En 1942, le personnel SS a sélectionné les prisonniers inaptes au travail et les a transportés vers le centre d’extermination euthanasique de Hartheim, près de Linz. Plus de 1 100 prisonniers de Gusen ont été envoyés dans les chambres à gaz en 1942 et plusieurs centaines en 1944.
En 1942 et 1943, les SS ont tué plusieurs centaines de prisonniers supplémentaires dans des camions à gaz en route entre Gusen et Mauthausen. Des dizaines d’autres, principalement des prisonniers de guerre soviétiques, ont été tués dans une chambre à gaz improvisée. En mars 1943, plus de 100 prisonniers de guerre soviétiques ont été assassinés en représailles à la reddition allemande à Stalingrad.
Des milliers de prisonniers, principalement des Juifs, ont été envoyés à Gusen depuis Auschwitz, Gross-Rosen et Sachsenhausen. En 1944, les camps de Gusen comptaient plus du double de détenus (25 000) que Mauthausen (12 000). Plus de 10 000 prisonniers sont morts à Gusen entre janvier et mai 1945, dont 4 500 prisonniers transférés pour mourir à Mauthausen. En avril 1945, les kapos ont battu à mort des centaines de prisonniers et, à la fin de ce mois-là, lors de l’une des dernières opérations de gazage dans le Troisième Reich, les SS ont assassiné 650 prisonniers malades.

Données brutes:
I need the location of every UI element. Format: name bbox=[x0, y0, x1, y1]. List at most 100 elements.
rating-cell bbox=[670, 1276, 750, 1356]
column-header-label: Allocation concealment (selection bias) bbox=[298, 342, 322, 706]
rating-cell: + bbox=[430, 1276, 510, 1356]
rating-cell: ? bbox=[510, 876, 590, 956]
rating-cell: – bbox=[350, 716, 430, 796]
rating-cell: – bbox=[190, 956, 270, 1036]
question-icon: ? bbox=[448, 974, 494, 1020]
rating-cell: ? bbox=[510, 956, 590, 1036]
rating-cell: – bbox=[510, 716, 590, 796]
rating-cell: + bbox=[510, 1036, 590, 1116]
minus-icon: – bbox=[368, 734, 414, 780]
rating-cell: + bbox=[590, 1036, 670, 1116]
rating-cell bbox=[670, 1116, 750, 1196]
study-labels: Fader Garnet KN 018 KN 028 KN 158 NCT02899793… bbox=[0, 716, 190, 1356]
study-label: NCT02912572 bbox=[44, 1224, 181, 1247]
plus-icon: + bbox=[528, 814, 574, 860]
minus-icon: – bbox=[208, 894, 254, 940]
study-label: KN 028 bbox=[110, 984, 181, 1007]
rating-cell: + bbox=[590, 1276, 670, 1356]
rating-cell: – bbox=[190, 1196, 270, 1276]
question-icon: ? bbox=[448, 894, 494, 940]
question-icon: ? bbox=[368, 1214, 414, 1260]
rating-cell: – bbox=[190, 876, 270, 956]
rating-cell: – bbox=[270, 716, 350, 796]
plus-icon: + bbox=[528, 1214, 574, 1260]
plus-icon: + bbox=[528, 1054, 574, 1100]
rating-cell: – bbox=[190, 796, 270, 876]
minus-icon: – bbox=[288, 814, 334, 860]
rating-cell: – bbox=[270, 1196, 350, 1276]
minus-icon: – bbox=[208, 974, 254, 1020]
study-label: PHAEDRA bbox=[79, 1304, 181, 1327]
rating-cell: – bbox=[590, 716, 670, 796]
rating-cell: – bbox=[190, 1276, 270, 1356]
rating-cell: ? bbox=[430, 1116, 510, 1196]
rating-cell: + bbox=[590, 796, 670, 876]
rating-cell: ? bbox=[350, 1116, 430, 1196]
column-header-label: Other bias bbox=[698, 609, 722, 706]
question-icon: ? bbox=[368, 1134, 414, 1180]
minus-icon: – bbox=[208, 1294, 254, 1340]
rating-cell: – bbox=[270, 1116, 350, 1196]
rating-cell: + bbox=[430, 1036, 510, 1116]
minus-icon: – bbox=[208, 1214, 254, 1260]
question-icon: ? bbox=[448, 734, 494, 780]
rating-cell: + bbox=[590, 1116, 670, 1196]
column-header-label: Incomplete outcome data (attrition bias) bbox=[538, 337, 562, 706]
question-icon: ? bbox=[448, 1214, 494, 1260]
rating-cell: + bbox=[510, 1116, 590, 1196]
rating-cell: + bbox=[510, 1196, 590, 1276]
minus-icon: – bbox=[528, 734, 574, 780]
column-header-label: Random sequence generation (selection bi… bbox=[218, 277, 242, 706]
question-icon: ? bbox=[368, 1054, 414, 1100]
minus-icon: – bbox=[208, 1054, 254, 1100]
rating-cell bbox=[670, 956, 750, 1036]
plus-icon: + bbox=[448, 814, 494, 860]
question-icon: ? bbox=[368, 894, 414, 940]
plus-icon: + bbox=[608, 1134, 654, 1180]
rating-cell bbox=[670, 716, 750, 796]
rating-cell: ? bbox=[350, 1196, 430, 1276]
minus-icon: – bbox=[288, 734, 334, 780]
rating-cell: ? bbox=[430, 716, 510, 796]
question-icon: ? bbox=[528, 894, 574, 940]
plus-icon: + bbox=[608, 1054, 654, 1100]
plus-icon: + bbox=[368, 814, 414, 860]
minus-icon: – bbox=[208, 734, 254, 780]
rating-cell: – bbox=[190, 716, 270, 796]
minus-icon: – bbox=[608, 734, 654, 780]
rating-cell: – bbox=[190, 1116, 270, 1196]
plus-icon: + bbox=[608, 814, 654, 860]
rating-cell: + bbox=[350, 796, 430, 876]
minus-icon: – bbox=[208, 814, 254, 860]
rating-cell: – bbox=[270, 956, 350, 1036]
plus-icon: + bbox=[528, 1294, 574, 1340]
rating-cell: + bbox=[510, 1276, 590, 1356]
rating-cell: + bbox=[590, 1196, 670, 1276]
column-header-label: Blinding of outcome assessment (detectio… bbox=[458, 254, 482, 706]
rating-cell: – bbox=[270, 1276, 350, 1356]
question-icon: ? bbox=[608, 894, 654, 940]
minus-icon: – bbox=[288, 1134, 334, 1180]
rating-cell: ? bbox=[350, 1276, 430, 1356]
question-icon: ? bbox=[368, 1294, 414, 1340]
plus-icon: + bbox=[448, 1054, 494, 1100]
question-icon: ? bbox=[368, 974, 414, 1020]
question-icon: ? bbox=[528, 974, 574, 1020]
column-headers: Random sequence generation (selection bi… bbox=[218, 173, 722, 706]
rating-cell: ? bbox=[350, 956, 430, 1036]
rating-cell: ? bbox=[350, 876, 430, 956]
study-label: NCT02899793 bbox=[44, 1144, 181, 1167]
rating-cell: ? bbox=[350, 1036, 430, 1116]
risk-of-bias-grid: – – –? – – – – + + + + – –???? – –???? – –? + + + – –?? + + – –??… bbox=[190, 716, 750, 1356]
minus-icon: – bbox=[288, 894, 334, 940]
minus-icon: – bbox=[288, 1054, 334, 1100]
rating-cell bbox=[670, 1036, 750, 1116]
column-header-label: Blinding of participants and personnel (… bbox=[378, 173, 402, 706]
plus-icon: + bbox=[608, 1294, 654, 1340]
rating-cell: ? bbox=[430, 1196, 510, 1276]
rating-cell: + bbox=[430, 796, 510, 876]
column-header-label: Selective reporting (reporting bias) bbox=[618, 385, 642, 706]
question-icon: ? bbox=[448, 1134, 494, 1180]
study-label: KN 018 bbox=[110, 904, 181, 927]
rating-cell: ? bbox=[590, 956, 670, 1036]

Énoncé: Selon l'extrait à lire, vers quel centre les SS ont-ils transporté en 1942 les prisonniers inaptes au travail ?

Corrigé: Vers le centre d'extermination euthanasique de Hartheim, près de Linz.